▸ **BRIEF**
Arrange the entries from the line containing "- pressure-size-icon[interactable]: ◎: [535, 17, 553, 35]" through the line containing "- share-icon[interactable]: ⇪: [846, 17, 864, 35]", both included, as a Markdown table with the columns No. and Line. Give each line its row number and skip any blank lines.

▸ **RECORDS FOR THIS EXERCISE**
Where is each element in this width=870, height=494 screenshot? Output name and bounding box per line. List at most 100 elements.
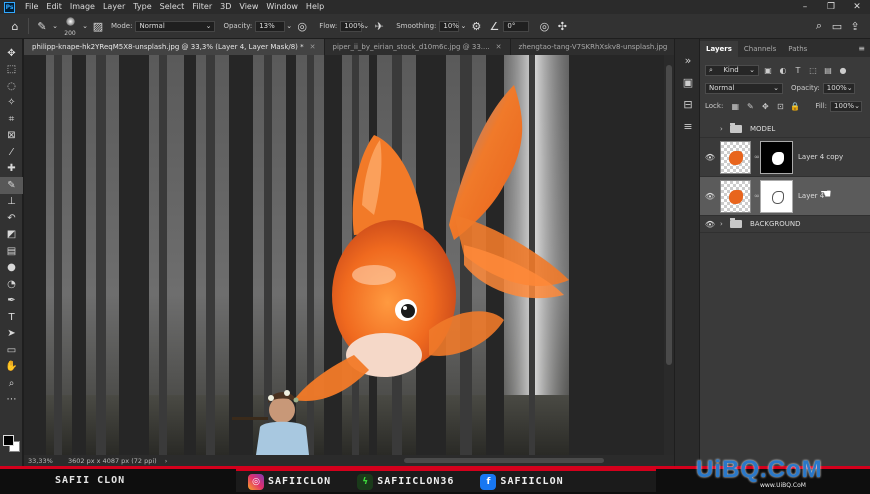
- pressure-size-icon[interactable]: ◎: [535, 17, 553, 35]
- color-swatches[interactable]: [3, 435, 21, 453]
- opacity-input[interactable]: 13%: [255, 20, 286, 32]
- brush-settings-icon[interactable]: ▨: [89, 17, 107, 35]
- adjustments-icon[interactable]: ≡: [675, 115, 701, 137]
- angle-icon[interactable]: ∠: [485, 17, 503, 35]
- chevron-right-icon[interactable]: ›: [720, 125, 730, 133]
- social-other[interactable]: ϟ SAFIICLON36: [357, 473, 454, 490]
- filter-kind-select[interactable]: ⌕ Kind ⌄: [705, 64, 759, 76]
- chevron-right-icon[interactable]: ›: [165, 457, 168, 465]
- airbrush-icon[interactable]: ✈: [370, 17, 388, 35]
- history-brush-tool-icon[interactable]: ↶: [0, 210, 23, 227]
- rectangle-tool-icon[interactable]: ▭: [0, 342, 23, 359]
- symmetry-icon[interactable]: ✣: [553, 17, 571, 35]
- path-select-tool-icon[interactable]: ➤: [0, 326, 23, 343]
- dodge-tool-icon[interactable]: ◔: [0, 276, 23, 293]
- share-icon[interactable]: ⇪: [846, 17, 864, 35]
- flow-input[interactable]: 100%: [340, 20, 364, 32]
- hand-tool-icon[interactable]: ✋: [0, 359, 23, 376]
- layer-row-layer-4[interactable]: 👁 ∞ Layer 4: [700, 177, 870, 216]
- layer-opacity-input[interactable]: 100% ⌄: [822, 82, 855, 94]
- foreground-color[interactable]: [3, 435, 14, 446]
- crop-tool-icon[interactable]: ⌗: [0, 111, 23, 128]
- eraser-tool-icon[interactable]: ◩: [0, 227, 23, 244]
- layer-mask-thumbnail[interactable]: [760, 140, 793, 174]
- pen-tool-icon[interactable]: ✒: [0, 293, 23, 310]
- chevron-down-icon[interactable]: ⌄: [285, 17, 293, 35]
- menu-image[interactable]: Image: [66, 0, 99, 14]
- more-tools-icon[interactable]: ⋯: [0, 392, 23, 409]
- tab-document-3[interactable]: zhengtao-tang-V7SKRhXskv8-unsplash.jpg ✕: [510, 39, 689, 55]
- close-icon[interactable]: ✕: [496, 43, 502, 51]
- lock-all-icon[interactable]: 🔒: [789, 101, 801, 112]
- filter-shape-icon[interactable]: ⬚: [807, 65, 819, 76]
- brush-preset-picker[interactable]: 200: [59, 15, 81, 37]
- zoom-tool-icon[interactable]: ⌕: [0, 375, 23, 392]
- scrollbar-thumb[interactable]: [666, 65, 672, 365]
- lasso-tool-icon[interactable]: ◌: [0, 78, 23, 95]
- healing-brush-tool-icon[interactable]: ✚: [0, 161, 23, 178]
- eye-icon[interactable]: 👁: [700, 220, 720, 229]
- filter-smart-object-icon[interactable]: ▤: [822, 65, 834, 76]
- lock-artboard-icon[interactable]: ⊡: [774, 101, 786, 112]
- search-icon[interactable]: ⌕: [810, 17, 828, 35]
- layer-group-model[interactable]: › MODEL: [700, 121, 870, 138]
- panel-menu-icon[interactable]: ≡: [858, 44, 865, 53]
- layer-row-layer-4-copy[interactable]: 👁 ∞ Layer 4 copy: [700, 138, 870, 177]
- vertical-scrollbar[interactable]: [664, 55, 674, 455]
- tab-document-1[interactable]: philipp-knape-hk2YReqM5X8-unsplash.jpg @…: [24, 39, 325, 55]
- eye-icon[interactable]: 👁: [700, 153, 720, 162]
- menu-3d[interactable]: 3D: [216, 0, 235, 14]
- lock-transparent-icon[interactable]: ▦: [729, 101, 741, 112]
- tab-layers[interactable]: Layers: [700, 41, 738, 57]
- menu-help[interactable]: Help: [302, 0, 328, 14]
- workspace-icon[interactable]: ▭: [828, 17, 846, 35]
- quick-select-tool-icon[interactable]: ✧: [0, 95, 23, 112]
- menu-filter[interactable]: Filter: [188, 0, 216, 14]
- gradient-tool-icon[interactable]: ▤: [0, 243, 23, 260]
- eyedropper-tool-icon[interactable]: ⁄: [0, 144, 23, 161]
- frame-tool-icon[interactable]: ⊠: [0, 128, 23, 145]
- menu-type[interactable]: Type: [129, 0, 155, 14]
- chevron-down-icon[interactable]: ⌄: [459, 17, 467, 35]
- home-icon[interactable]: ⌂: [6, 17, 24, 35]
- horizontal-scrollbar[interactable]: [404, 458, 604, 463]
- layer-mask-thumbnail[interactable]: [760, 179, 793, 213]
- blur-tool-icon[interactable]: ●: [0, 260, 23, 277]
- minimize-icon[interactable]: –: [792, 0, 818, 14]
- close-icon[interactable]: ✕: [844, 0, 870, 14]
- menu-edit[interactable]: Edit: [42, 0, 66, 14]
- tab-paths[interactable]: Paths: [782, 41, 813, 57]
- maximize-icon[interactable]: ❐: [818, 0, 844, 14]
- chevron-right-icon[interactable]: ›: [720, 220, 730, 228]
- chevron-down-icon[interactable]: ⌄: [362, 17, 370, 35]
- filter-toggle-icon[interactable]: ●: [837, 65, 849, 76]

▸ **SOLUTION TO THE EXERCISE**
| No. | Line |
|---|---|
| 1 | - pressure-size-icon[interactable]: ◎: [535, 17, 553, 35] |
| 2 | - color-swatches[interactable]: [3, 435, 21, 453] |
| 3 | - opacity-input[interactable]: 13%: [255, 20, 286, 32] |
| 4 | - brush-settings-icon[interactable]: ▨: [89, 17, 107, 35] |
| 5 | - adjustments-icon[interactable]: ≡: [675, 115, 701, 137] |
| 6 | - angle-icon[interactable]: ∠: [485, 17, 503, 35] |
| 7 | - chevron-right-icon[interactable]: ›: [720, 125, 730, 133] |
| 8 | - social-other[interactable]: ϟ SAFIICLON36: [357, 473, 454, 490] |
| 9 | - filter-kind-select[interactable]: ⌕ Kind ⌄: [705, 64, 759, 76] |
| 10 | - chevron-right-icon[interactable]: ›: [165, 457, 168, 465] |
| 11 | - airbrush-icon[interactable]: ✈: [370, 17, 388, 35] |
| 12 | - history-brush-tool-icon[interactable]: ↶: [0, 210, 23, 227] |
| 13 | - rectangle-tool-icon[interactable]: ▭: [0, 342, 23, 359] |
| 14 | - symmetry-icon[interactable]: ✣: [553, 17, 571, 35] |
| 15 | - path-select-tool-icon[interactable]: ➤: [0, 326, 23, 343] |
| 16 | - dodge-tool-icon[interactable]: ◔: [0, 276, 23, 293] |
| 17 | - share-icon[interactable]: ⇪: [846, 17, 864, 35] |